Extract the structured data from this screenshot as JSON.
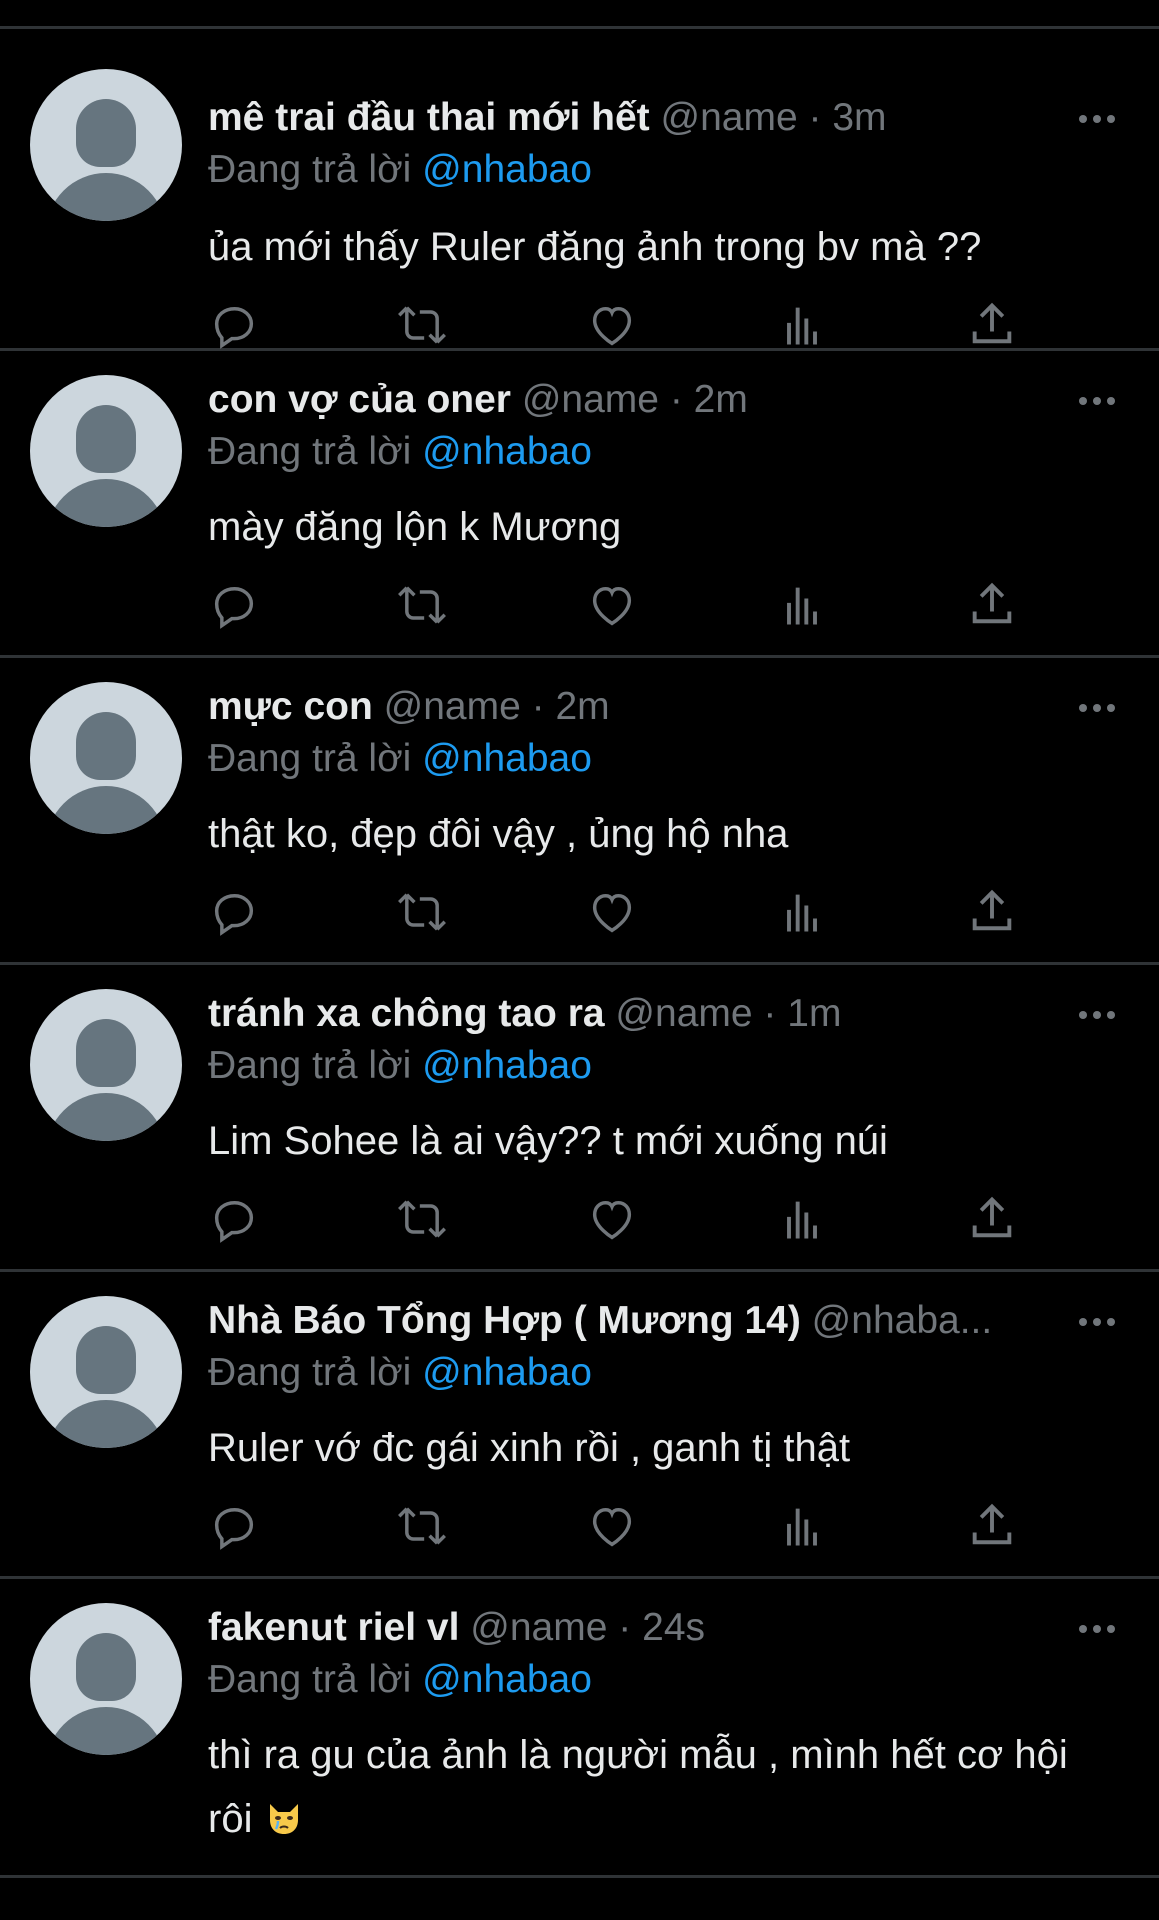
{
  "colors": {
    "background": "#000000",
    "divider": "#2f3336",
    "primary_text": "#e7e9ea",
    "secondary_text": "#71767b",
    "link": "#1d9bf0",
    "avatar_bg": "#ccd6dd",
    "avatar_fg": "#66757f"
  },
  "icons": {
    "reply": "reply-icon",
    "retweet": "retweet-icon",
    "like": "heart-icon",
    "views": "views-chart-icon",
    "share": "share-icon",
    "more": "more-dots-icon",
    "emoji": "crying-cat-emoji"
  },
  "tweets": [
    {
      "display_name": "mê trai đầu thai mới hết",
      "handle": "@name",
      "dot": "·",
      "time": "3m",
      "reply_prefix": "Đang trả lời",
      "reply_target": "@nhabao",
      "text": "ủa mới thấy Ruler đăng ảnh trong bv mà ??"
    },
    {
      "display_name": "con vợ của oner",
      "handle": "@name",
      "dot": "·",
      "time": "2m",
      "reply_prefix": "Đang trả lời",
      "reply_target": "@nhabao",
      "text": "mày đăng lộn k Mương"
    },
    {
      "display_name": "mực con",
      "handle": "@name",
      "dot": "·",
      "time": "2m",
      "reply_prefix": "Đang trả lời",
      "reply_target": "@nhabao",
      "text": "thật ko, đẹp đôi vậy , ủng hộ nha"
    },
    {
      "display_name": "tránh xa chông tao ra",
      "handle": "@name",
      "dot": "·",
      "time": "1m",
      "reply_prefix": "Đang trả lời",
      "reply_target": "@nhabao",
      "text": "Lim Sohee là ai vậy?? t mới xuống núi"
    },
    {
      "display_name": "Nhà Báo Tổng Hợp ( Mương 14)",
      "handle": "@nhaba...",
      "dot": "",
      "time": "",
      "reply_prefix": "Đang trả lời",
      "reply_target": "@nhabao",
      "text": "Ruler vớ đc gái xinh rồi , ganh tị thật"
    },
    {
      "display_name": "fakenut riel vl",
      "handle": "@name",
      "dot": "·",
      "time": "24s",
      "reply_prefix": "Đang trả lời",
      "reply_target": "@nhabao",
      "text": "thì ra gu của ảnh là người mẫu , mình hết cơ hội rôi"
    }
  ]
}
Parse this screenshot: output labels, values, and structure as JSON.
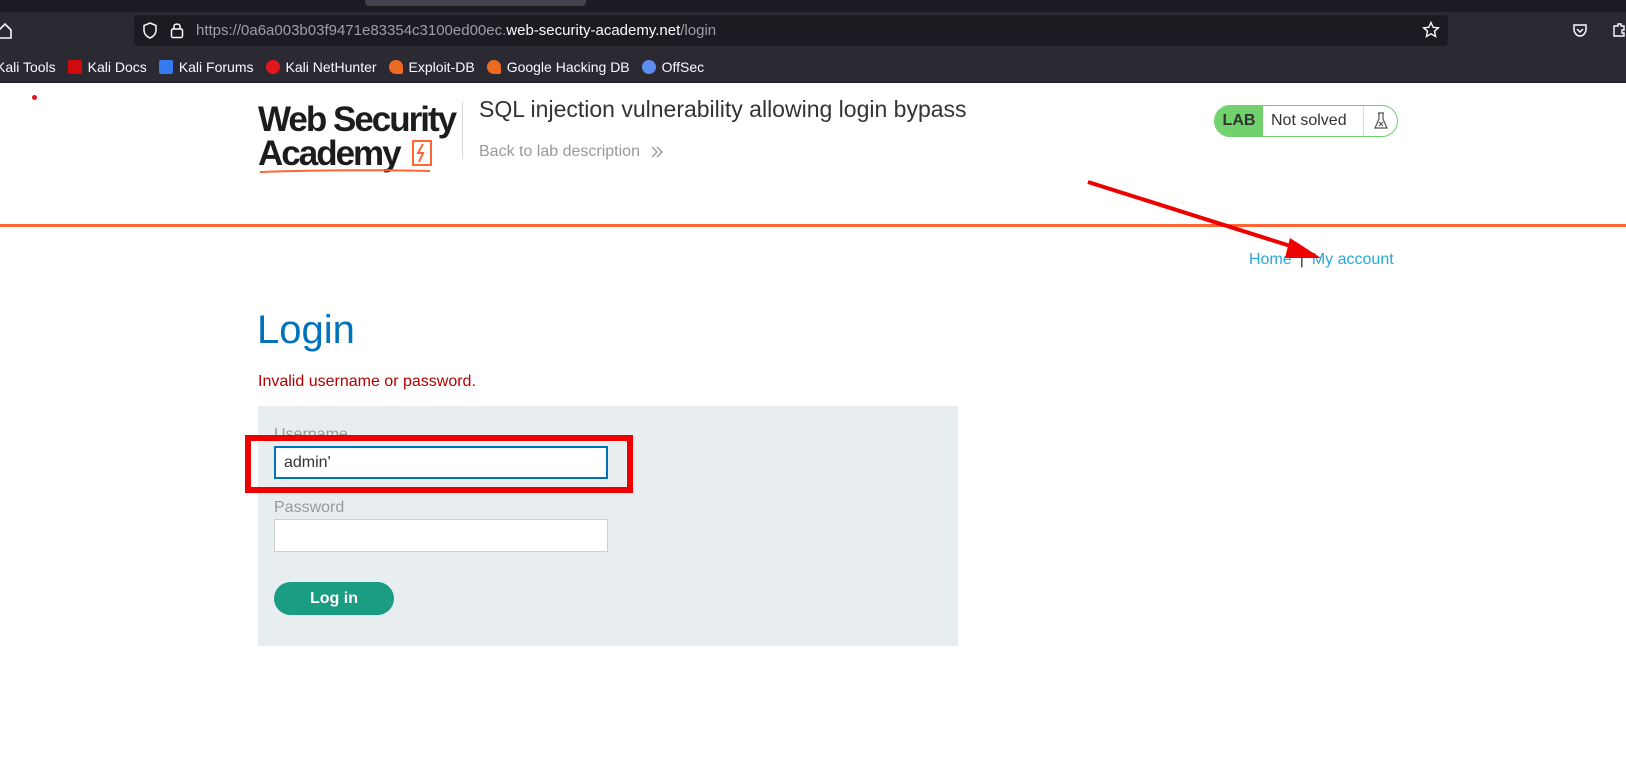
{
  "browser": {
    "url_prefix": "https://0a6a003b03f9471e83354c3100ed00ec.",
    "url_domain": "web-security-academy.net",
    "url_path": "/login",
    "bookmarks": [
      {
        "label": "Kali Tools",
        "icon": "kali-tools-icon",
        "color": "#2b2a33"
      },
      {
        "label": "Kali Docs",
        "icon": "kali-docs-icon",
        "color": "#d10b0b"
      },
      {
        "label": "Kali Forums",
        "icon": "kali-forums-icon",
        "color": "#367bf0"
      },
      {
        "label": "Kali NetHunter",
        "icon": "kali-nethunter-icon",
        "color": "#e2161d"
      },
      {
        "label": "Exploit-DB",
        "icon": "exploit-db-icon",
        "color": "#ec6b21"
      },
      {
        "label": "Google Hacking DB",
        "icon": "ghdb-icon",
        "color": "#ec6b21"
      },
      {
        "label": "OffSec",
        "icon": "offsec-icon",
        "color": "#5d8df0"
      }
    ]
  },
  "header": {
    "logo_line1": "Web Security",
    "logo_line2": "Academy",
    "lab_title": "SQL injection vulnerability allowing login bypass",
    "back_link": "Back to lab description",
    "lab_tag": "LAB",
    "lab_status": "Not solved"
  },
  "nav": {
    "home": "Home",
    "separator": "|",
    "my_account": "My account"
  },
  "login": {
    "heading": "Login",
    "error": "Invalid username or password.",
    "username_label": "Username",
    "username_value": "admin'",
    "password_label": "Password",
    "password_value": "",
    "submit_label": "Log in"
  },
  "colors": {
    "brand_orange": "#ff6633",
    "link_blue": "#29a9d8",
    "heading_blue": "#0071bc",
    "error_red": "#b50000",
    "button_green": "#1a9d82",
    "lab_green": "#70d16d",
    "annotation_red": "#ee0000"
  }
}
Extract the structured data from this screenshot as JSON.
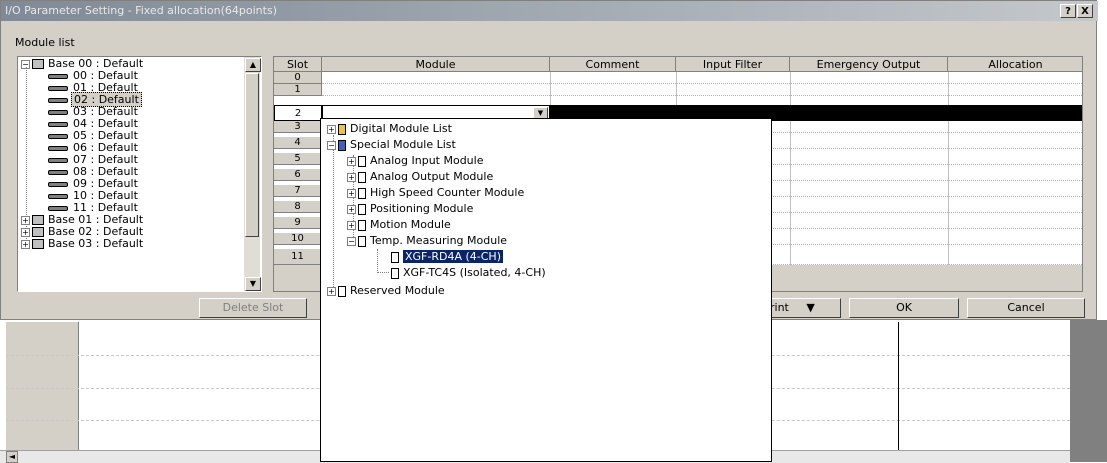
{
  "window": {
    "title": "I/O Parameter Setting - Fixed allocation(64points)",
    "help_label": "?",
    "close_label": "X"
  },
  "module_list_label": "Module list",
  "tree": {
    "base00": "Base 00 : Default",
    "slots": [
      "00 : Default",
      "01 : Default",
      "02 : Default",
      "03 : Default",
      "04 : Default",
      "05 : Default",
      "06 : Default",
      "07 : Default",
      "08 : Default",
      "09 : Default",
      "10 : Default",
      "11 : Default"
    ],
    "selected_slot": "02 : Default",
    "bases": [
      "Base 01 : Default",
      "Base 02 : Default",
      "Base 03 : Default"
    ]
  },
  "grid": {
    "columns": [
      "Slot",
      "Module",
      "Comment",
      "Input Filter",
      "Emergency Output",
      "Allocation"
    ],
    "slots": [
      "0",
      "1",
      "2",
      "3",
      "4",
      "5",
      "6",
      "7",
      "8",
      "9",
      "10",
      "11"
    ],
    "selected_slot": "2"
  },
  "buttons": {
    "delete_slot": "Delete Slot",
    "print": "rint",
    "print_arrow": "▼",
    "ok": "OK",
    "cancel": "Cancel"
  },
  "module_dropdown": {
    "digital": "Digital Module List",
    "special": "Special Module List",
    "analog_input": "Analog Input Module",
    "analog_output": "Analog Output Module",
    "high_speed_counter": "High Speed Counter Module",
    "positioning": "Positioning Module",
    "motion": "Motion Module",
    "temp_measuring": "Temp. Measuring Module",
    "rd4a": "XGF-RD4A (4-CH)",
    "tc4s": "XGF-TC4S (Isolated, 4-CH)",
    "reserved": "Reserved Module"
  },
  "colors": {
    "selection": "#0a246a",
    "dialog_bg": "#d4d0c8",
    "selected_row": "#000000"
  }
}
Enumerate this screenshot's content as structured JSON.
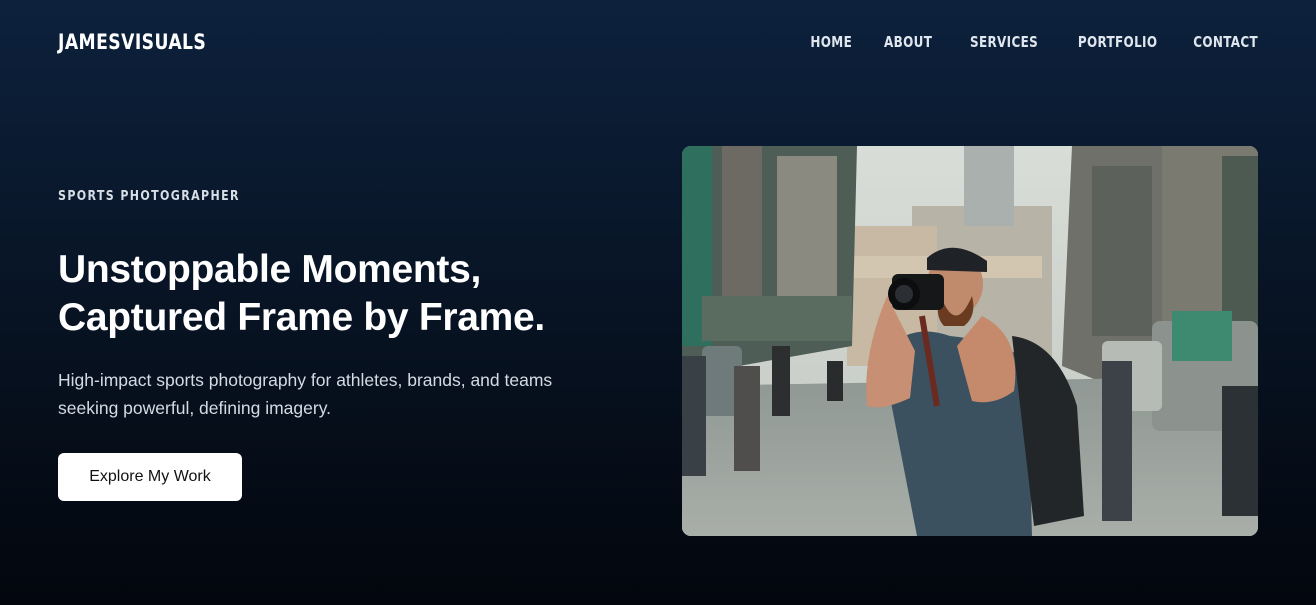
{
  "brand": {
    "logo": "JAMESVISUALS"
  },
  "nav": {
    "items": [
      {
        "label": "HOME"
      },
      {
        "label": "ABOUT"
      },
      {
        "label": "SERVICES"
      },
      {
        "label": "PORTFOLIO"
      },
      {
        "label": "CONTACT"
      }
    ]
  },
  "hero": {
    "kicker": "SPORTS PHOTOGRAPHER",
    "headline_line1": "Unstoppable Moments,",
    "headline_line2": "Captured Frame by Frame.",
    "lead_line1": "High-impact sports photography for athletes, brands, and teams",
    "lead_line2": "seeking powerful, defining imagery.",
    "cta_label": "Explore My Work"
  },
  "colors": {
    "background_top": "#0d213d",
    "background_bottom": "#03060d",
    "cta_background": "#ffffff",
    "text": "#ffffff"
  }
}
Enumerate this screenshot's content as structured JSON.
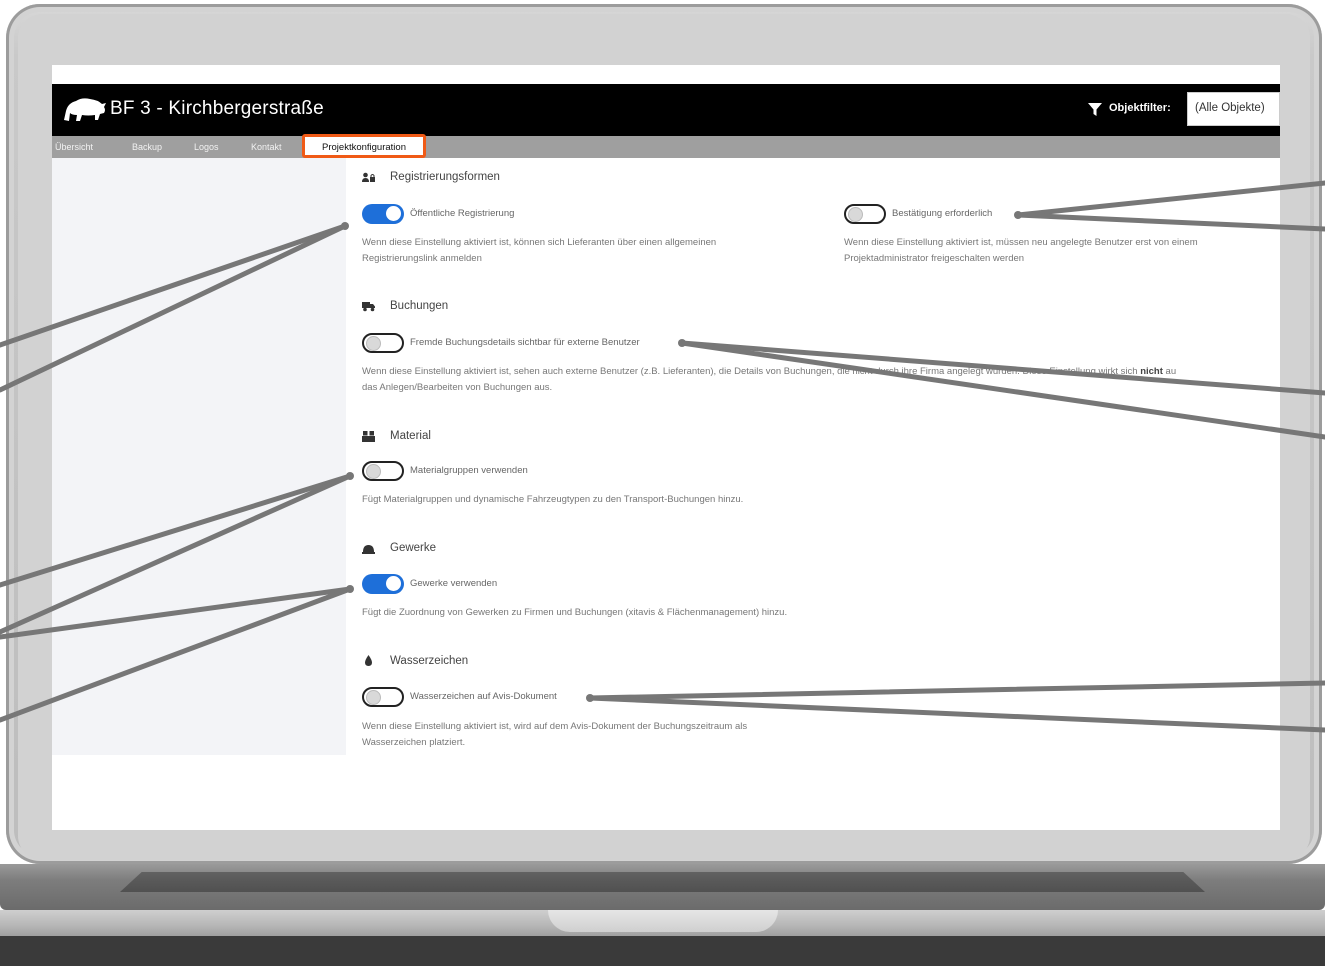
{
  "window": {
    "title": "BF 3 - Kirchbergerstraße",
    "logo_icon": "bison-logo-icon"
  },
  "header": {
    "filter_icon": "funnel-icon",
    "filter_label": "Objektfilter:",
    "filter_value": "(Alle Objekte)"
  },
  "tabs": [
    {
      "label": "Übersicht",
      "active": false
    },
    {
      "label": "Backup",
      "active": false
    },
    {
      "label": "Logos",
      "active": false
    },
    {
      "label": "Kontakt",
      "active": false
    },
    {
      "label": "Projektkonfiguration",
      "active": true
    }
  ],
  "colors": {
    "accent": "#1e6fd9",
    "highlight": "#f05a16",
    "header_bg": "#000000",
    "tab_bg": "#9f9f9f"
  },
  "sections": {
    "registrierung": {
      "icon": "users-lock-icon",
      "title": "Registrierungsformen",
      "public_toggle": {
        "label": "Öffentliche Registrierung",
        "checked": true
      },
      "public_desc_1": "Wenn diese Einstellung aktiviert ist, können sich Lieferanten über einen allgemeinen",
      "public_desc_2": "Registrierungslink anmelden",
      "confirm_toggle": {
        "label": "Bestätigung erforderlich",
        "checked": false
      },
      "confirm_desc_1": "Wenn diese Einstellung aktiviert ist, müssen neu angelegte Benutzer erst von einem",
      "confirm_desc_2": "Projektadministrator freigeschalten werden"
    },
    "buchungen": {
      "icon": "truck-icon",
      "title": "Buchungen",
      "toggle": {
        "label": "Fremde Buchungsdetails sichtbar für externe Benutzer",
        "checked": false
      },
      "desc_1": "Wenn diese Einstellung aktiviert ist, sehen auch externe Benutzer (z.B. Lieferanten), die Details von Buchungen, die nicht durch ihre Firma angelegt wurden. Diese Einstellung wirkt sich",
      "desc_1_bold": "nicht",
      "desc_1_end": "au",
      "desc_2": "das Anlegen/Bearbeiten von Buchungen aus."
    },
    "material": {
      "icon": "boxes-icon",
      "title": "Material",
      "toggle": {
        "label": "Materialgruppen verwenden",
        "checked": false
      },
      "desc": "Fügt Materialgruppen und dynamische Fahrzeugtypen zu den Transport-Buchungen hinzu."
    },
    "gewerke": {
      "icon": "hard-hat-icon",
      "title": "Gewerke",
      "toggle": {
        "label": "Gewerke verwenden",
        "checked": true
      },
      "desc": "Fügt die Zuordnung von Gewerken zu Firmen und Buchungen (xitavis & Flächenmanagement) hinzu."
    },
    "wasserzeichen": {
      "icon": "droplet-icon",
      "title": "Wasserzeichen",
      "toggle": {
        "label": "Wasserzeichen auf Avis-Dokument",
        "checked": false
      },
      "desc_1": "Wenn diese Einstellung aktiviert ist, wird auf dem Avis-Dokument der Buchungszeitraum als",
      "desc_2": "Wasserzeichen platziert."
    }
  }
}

▶ [What the task asks]
Using the records above, find and show each line with the string "verwenden".

▶ [Correct result]
        "label": "Materialgruppen verwenden",
        "label": "Gewerke verwenden",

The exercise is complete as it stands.